• [EXERCISE TASK]: Tally up the lines where the string "nsupply" appears; reply with the number only.
Begin INPUT DATA
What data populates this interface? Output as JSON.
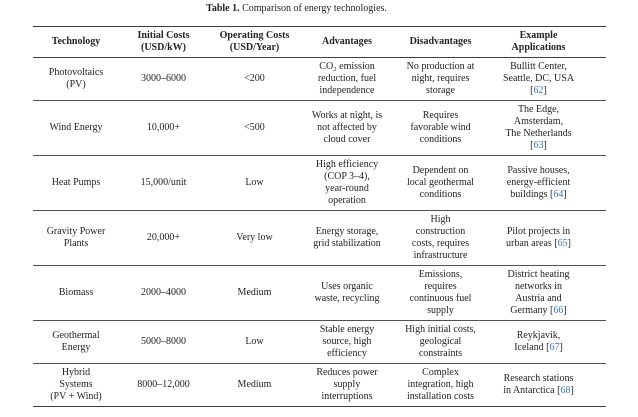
{
  "caption": {
    "label": "Table 1.",
    "text": " Comparison of energy technologies."
  },
  "punctuation": {
    "cite_open": "[",
    "cite_close": "]"
  },
  "colors": {
    "citation_link": "#3b74b5",
    "rule": "#3d3d3d",
    "text": "#232323",
    "background": "#ffffff"
  },
  "table": {
    "headers": [
      "Technology",
      "Initial Costs\n(USD/kW)",
      "Operating Costs\n(USD/Year)",
      "Advantages",
      "Disadvantages",
      "Example\nApplications"
    ],
    "rows": [
      {
        "technology": "Photovoltaics\n(PV)",
        "initial_costs": "3000–6000",
        "operating_costs": "<200",
        "advantages": "CO₂ emission\nreduction, fuel\nindependence",
        "disadvantages": "No production at\nnight, requires\nstorage",
        "application": {
          "text": "Bullitt Center,\nSeattle, DC, USA\n",
          "cite": "62"
        }
      },
      {
        "technology": "Wind Energy",
        "initial_costs": "10,000+",
        "operating_costs": "<500",
        "advantages": "Works at night, is\nnot affected by\ncloud cover",
        "disadvantages": "Requires\nfavorable wind\nconditions",
        "application": {
          "text": "The Edge,\nAmsterdam,\nThe Netherlands\n",
          "cite": "63"
        }
      },
      {
        "technology": "Heat Pumps",
        "initial_costs": "15,000/unit",
        "operating_costs": "Low",
        "advantages": "High efficiency\n(COP 3–4),\nyear-round\noperation",
        "disadvantages": "Dependent on\nlocal geothermal\nconditions",
        "application": {
          "text": "Passive houses,\nenergy-efficient\nbuildings ",
          "cite": "64"
        }
      },
      {
        "technology": "Gravity Power\nPlants",
        "initial_costs": "20,000+",
        "operating_costs": "Very low",
        "advantages": "Energy storage,\ngrid stabilization",
        "disadvantages": "High\nconstruction\ncosts, requires\ninfrastructure",
        "application": {
          "text": "Pilot projects in\nurban areas ",
          "cite": "65"
        }
      },
      {
        "technology": "Biomass",
        "initial_costs": "2000–4000",
        "operating_costs": "Medium",
        "advantages": "Uses organic\nwaste, recycling",
        "disadvantages": "Emissions,\nrequires\ncontinuous fuel\nsupply",
        "application": {
          "text": "District heating\nnetworks in\nAustria and\nGermany ",
          "cite": "66"
        }
      },
      {
        "technology": "Geothermal\nEnergy",
        "initial_costs": "5000–8000",
        "operating_costs": "Low",
        "advantages": "Stable energy\nsource, high\nefficiency",
        "disadvantages": "High initial costs,\ngeological\nconstraints",
        "application": {
          "text": "Reykjavik,\nIceland ",
          "cite": "67"
        }
      },
      {
        "technology": "Hybrid\nSystems\n(PV + Wind)",
        "initial_costs": "8000–12,000",
        "operating_costs": "Medium",
        "advantages": "Reduces power\nsupply\ninterruptions",
        "disadvantages": "Complex\nintegration, high\ninstallation costs",
        "application": {
          "text": "Research stations\nin Antarctica ",
          "cite": "68"
        }
      }
    ]
  }
}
End INPUT DATA
• [WRITTEN ANSWER]: 2